#### [Extracted information]
▼▼▼
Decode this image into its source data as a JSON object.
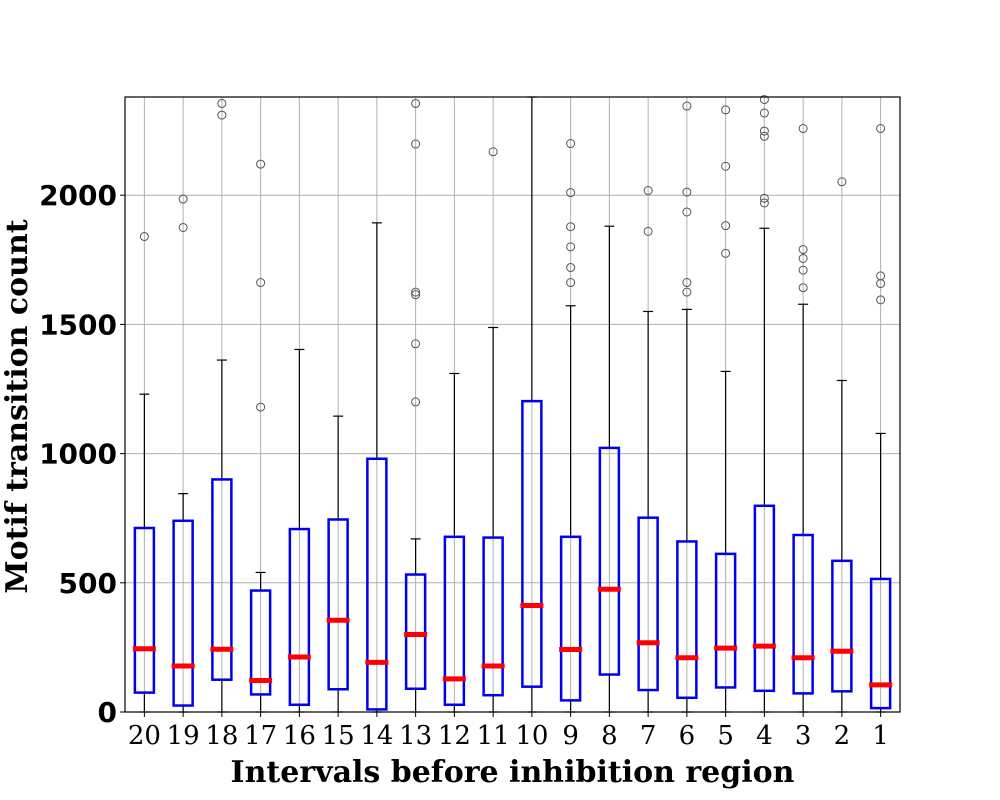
{
  "chart_data": {
    "type": "box",
    "xlabel": "Intervals before inhibition region",
    "ylabel": "Motif transition count",
    "ylim": [
      0,
      2380
    ],
    "yticks": [
      0,
      500,
      1000,
      1500,
      2000
    ],
    "grid": true,
    "colors": {
      "box": "#0000ee",
      "median": "#ff0000",
      "whisker": "#000000",
      "outlier": "#555555",
      "grid": "#b0b0b0"
    },
    "categories": [
      "20",
      "19",
      "18",
      "17",
      "16",
      "15",
      "14",
      "13",
      "12",
      "11",
      "10",
      "9",
      "8",
      "7",
      "6",
      "5",
      "4",
      "3",
      "2",
      "1"
    ],
    "boxes": [
      {
        "label": "20",
        "whislo": 0,
        "q1": 75,
        "median": 245,
        "q3": 712,
        "whishi": 1230,
        "outliers": [
          1840
        ]
      },
      {
        "label": "19",
        "whislo": 0,
        "q1": 25,
        "median": 178,
        "q3": 740,
        "whishi": 845,
        "outliers": [
          1875,
          1985
        ]
      },
      {
        "label": "18",
        "whislo": 0,
        "q1": 125,
        "median": 243,
        "q3": 900,
        "whishi": 1362,
        "outliers": [
          2310,
          2355
        ]
      },
      {
        "label": "17",
        "whislo": 0,
        "q1": 68,
        "median": 122,
        "q3": 470,
        "whishi": 540,
        "outliers": [
          1180,
          1662,
          2120
        ]
      },
      {
        "label": "16",
        "whislo": 0,
        "q1": 28,
        "median": 213,
        "q3": 708,
        "whishi": 1403,
        "outliers": []
      },
      {
        "label": "15",
        "whislo": 0,
        "q1": 88,
        "median": 355,
        "q3": 745,
        "whishi": 1145,
        "outliers": []
      },
      {
        "label": "14",
        "whislo": 0,
        "q1": 10,
        "median": 192,
        "q3": 980,
        "whishi": 1893,
        "outliers": []
      },
      {
        "label": "13",
        "whislo": 0,
        "q1": 90,
        "median": 300,
        "q3": 532,
        "whishi": 670,
        "outliers": [
          1200,
          1425,
          1615,
          1625,
          2198,
          2355
        ]
      },
      {
        "label": "12",
        "whislo": 0,
        "q1": 28,
        "median": 128,
        "q3": 678,
        "whishi": 1310,
        "outliers": []
      },
      {
        "label": "11",
        "whislo": 0,
        "q1": 65,
        "median": 178,
        "q3": 675,
        "whishi": 1488,
        "outliers": [
          2168
        ]
      },
      {
        "label": "10",
        "whislo": 0,
        "q1": 98,
        "median": 412,
        "q3": 1203,
        "whishi": 2400,
        "outliers": []
      },
      {
        "label": "9",
        "whislo": 0,
        "q1": 45,
        "median": 242,
        "q3": 678,
        "whishi": 1572,
        "outliers": [
          1662,
          1720,
          1800,
          1878,
          2010,
          2200
        ]
      },
      {
        "label": "8",
        "whislo": 0,
        "q1": 145,
        "median": 475,
        "q3": 1022,
        "whishi": 1880,
        "outliers": []
      },
      {
        "label": "7",
        "whislo": 0,
        "q1": 85,
        "median": 268,
        "q3": 752,
        "whishi": 1550,
        "outliers": [
          1860,
          2018
        ]
      },
      {
        "label": "6",
        "whislo": 0,
        "q1": 55,
        "median": 210,
        "q3": 660,
        "whishi": 1558,
        "outliers": [
          1625,
          1662,
          1935,
          2012,
          2345
        ]
      },
      {
        "label": "5",
        "whislo": 0,
        "q1": 95,
        "median": 247,
        "q3": 612,
        "whishi": 1318,
        "outliers": [
          1775,
          1882,
          2112,
          2330
        ]
      },
      {
        "label": "4",
        "whislo": 0,
        "q1": 82,
        "median": 255,
        "q3": 798,
        "whishi": 1872,
        "outliers": [
          1970,
          1988,
          2228,
          2248,
          2318,
          2370
        ]
      },
      {
        "label": "3",
        "whislo": 0,
        "q1": 72,
        "median": 210,
        "q3": 685,
        "whishi": 1578,
        "outliers": [
          1642,
          1710,
          1755,
          1790,
          2258
        ]
      },
      {
        "label": "2",
        "whislo": 0,
        "q1": 80,
        "median": 235,
        "q3": 585,
        "whishi": 1283,
        "outliers": [
          2052
        ]
      },
      {
        "label": "1",
        "whislo": 0,
        "q1": 15,
        "median": 105,
        "q3": 515,
        "whishi": 1078,
        "outliers": [
          1595,
          1658,
          1688,
          2258
        ]
      }
    ]
  }
}
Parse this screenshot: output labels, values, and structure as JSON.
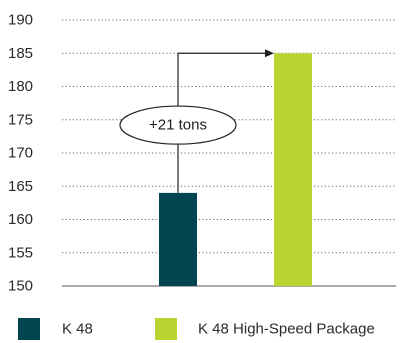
{
  "chart_data": {
    "type": "bar",
    "title": "",
    "xlabel": "",
    "ylabel": "",
    "ylim": [
      150,
      190
    ],
    "yticks": [
      150,
      155,
      160,
      165,
      170,
      175,
      180,
      185,
      190
    ],
    "grid": true,
    "grid_style": "dotted",
    "legend_position": "bottom",
    "categories": [
      "K 48",
      "K 48 High-Speed Package"
    ],
    "values": [
      164,
      185
    ],
    "colors": [
      "#00454f",
      "#b9d531"
    ],
    "annotation": {
      "text": "+21 tons",
      "from_index": 0,
      "to_index": 1
    }
  }
}
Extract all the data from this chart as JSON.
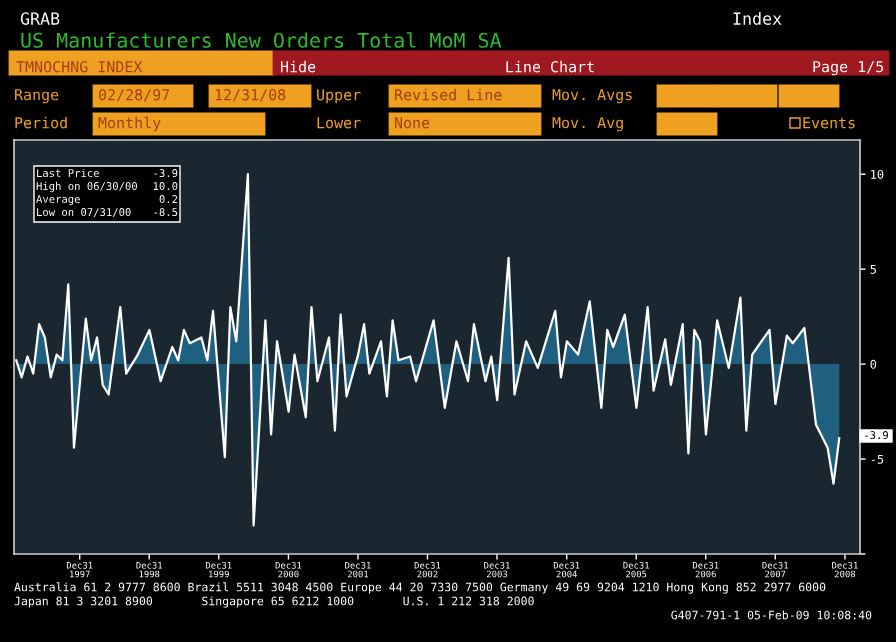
{
  "chart_data": {
    "type": "area",
    "title": "US Manufacturers New Orders Total MoM SA",
    "x": [
      "1997-02",
      "1997-03",
      "1997-04",
      "1997-05",
      "1997-06",
      "1997-07",
      "1997-08",
      "1997-09",
      "1997-10",
      "1997-11",
      "1997-12",
      "1998-02",
      "1998-03",
      "1998-04",
      "1998-05",
      "1998-06",
      "1998-08",
      "1998-09",
      "1998-11",
      "1999-01",
      "1999-03",
      "1999-05",
      "1999-06",
      "1999-07",
      "1999-08",
      "1999-10",
      "1999-11",
      "1999-12",
      "2000-02",
      "2000-03",
      "2000-04",
      "2000-06",
      "2000-07",
      "2000-09",
      "2000-10",
      "2000-11",
      "2001-01",
      "2001-02",
      "2001-04",
      "2001-05",
      "2001-06",
      "2001-08",
      "2001-09",
      "2001-10",
      "2001-11",
      "2002-01",
      "2002-02",
      "2002-03",
      "2002-05",
      "2002-06",
      "2002-07",
      "2002-08",
      "2002-10",
      "2002-11",
      "2003-02",
      "2003-04",
      "2003-06",
      "2003-08",
      "2003-09",
      "2003-11",
      "2003-12",
      "2004-01",
      "2004-03",
      "2004-04",
      "2004-06",
      "2004-08",
      "2004-11",
      "2004-12",
      "2005-01",
      "2005-03",
      "2005-05",
      "2005-07",
      "2005-08",
      "2005-09",
      "2005-11",
      "2006-01",
      "2006-03",
      "2006-04",
      "2006-06",
      "2006-07",
      "2006-09",
      "2006-10",
      "2006-11",
      "2006-12",
      "2007-01",
      "2007-03",
      "2007-05",
      "2007-07",
      "2007-08",
      "2007-09",
      "2007-12",
      "2008-01",
      "2008-03",
      "2008-04",
      "2008-06",
      "2008-08",
      "2008-10",
      "2008-11",
      "2008-12"
    ],
    "series": [
      {
        "color": "#1f5f80",
        "values": [
          0.2,
          -0.7,
          0.4,
          -0.5,
          2.1,
          1.4,
          -0.7,
          0.5,
          0.2,
          4.2,
          -4.4,
          2.4,
          0.2,
          1.4,
          -1.1,
          -1.6,
          3.0,
          -0.5,
          0.5,
          1.8,
          -0.9,
          0.9,
          0.2,
          1.8,
          1.1,
          1.4,
          0.2,
          2.8,
          -4.9,
          3.0,
          1.2,
          10.0,
          -8.5,
          2.3,
          -3.7,
          1.2,
          -2.5,
          0.5,
          -2.8,
          3.0,
          -0.9,
          1.4,
          -3.5,
          2.6,
          -1.7,
          0.5,
          2.1,
          -0.5,
          1.2,
          -1.7,
          2.3,
          0.2,
          0.4,
          -0.9,
          2.3,
          -2.3,
          1.2,
          -0.9,
          2.1,
          -0.9,
          0.4,
          -1.9,
          5.6,
          -1.6,
          1.2,
          -0.2,
          2.8,
          -0.7,
          1.2,
          0.5,
          3.3,
          -2.3,
          1.8,
          0.9,
          2.6,
          -2.3,
          3.0,
          -1.4,
          1.3,
          -1.1,
          2.1,
          -4.7,
          1.8,
          1.2,
          -3.7,
          2.3,
          -0.2,
          3.5,
          -3.5,
          0.5,
          1.8,
          -2.1,
          1.5,
          1.1,
          1.9,
          -3.2,
          -4.4,
          -6.3,
          -3.9
        ]
      }
    ],
    "xlim": [
      "1997-01-20",
      "2009-03-20"
    ],
    "xticks": [
      {
        "value": "1997-12-31",
        "label": "Dec31\n1997"
      },
      {
        "value": "1998-12-31",
        "label": "Dec31\n1998"
      },
      {
        "value": "1999-12-31",
        "label": "Dec31\n1999"
      },
      {
        "value": "2000-12-31",
        "label": "Dec31\n2000"
      },
      {
        "value": "2001-12-31",
        "label": "Dec31\n2001"
      },
      {
        "value": "2002-12-31",
        "label": "Dec31\n2002"
      },
      {
        "value": "2003-12-31",
        "label": "Dec31\n2003"
      },
      {
        "value": "2004-12-31",
        "label": "Dec31\n2004"
      },
      {
        "value": "2005-12-31",
        "label": "Dec31\n2005"
      },
      {
        "value": "2006-12-31",
        "label": "Dec31\n2006"
      },
      {
        "value": "2007-12-31",
        "label": "Dec31\n2007"
      },
      {
        "value": "2008-12-31",
        "label": "Dec31\n2008"
      }
    ],
    "ylim": [
      -10,
      11.8
    ],
    "yticks": [
      -5,
      0,
      5,
      10,
      {
        "value": -10,
        "label": null
      }
    ],
    "annotations": [
      "GRAB",
      "Index",
      "TMNOCHNG INDEX",
      "Hide",
      "Line Chart",
      "Page 1/5",
      "Range",
      "02/28/97",
      "12/31/08",
      "Upper",
      "Revised Line",
      "Mov. Avgs",
      "Period",
      "Monthly",
      "Lower",
      "None",
      "Mov. Avg",
      "Events",
      "Last Price",
      "-3.9",
      "High on 06/30/00",
      "10.0",
      "Average",
      "0.2",
      "Low on 07/31/00",
      "-8.5",
      "-3.9",
      "Australia 61 2 9777 8600 Brazil 5511 3048 4500 Europe 44 20 7330 7500 Germany 49 69 9204 1210 Hong Kong 852 2977 6000",
      "Japan 81 3 3201 8900       Singapore 65 6212 1000       U.S. 1 212 318 2000",
      "G407-791-1 05-Feb-09 10:08:40"
    ]
  }
}
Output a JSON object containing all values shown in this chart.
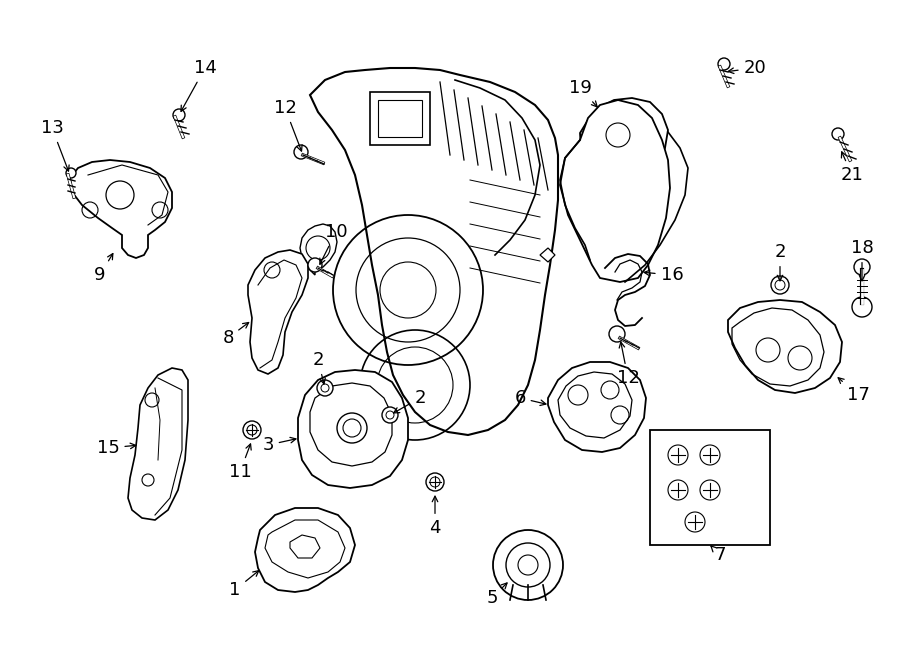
{
  "bg": "#ffffff",
  "fw": 9.0,
  "fh": 6.61,
  "dpi": 100,
  "lc": "#000000",
  "tc": "#000000",
  "fs": 13
}
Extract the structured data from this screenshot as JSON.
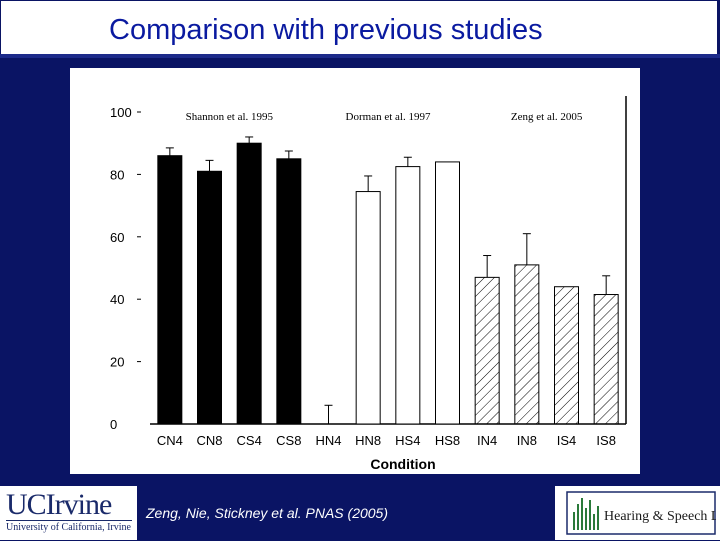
{
  "slide": {
    "title": "Comparison with previous studies",
    "citation": "Zeng, Nie, Stickney et al. PNAS (2005)",
    "logo_left_line1": "UCIrvine",
    "logo_left_line2": "University of California, Irvine",
    "logo_right_text": "Hearing & Speech Lab",
    "colors": {
      "background": "#0a1464",
      "title": "#0a1aa0"
    }
  },
  "chart_data": {
    "type": "bar",
    "xlabel": "Condition",
    "ylabel": "",
    "ylim": [
      0,
      100
    ],
    "yticks": [
      "0",
      "20",
      "40",
      "60",
      "80",
      "100"
    ],
    "categories": [
      "CN4",
      "CN8",
      "CS4",
      "CS8",
      "HN4",
      "HN8",
      "HS4",
      "HS8",
      "IN4",
      "IN8",
      "IS4",
      "IS8"
    ],
    "values": [
      86,
      81,
      90,
      85,
      0,
      74.5,
      82.5,
      84,
      47,
      51,
      44,
      41.5
    ],
    "errors": [
      2.5,
      3.5,
      2,
      2.5,
      6,
      5,
      3,
      0,
      7,
      10,
      0,
      6
    ],
    "fills": [
      "solid",
      "solid",
      "solid",
      "solid",
      "open",
      "open",
      "open",
      "open",
      "hatched",
      "hatched",
      "hatched",
      "hatched"
    ],
    "groups": [
      {
        "label": "Shannon et al. 1995",
        "from": 0,
        "to": 3
      },
      {
        "label": "Dorman et al. 1997",
        "from": 4,
        "to": 7
      },
      {
        "label": "Zeng et al. 2005",
        "from": 8,
        "to": 11
      }
    ]
  }
}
▲▲▲
Using the records above, pull out each line where the word "xlabel" occurs.

    "xlabel": "Intervals before inhibition region",
    "xlabel": "",
    "xlabel": "Condition",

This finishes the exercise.